▶ EXERCISE DIRECTIONS: From the listing below, copy every line with the word "存在于非物理世界".

* Start *

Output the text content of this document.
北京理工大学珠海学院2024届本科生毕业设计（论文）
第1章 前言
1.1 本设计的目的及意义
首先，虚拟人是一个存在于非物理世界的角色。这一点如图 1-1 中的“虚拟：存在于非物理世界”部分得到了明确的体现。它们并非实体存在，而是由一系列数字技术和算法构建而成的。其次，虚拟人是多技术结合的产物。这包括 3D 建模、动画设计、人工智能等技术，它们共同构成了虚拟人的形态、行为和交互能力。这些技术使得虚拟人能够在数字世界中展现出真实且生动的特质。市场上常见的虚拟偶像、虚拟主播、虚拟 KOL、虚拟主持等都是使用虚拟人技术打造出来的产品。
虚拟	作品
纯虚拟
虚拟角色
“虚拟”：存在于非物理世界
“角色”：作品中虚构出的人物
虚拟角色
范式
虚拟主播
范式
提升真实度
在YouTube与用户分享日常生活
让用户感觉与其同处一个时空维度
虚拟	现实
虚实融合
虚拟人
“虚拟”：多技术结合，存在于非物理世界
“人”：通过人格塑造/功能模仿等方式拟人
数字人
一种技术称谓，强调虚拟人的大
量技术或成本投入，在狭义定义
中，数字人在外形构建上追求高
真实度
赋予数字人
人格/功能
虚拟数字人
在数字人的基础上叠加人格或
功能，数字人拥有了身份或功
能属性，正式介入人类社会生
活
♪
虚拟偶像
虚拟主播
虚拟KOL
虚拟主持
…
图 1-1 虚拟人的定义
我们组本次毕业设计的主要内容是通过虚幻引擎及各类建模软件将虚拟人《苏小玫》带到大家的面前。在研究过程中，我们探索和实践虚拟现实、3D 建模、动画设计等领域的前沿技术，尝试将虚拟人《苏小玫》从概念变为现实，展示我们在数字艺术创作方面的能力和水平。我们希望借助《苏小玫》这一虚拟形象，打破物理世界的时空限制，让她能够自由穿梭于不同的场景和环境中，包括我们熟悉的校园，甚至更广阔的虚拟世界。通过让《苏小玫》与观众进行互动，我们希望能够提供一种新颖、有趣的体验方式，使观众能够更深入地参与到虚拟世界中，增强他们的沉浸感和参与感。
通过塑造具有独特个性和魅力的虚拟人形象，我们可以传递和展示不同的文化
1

* End *

▶ WRITTEN RESPONSE:
首先，虚拟人是一个存在于非物理世界的角色。这一点如图 1-1 中的“虚拟：存在于非物理世界”部分得到了明确的体现。它们并非实体存在，而是由一系列数字技术和算法构建而成的。其次，虚拟人是多技术结合的产物。这包括 3D 建模、动画设计、人工智能等技术，它们共同构成了虚拟人的形态、行为和交互能力。这些技术使得虚拟人能够在数字世界中展现出真实且生动的特质。市场上常见的虚拟偶像、虚拟主播、虚拟 KOL、虚拟主持等都是使用虚拟人技术打造出来的产品。
“虚拟”：存在于非物理世界
“虚拟”：多技术结合，存在于非物理世界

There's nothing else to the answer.